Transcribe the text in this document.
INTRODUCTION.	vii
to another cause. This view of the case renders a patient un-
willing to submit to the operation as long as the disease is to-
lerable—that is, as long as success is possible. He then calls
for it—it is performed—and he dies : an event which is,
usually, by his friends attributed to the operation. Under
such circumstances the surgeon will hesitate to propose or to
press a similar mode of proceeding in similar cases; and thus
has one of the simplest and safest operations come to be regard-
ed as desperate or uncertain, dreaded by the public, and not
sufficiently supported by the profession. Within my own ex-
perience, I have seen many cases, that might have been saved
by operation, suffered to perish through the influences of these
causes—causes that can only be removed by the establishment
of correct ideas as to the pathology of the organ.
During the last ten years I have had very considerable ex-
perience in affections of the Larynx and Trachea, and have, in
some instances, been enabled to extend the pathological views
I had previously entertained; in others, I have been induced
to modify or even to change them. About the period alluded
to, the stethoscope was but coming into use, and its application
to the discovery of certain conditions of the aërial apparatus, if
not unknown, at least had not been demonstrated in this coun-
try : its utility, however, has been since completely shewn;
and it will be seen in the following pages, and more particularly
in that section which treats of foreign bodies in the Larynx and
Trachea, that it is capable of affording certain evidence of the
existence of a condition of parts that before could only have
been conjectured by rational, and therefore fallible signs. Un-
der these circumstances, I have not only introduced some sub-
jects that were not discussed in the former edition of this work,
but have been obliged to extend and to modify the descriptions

GOAL: All lines above containing the string "extend" are to be collected.

RESULT:
some instances, been enabled to extend the pathological views
but have been obliged to extend and to modify the descriptions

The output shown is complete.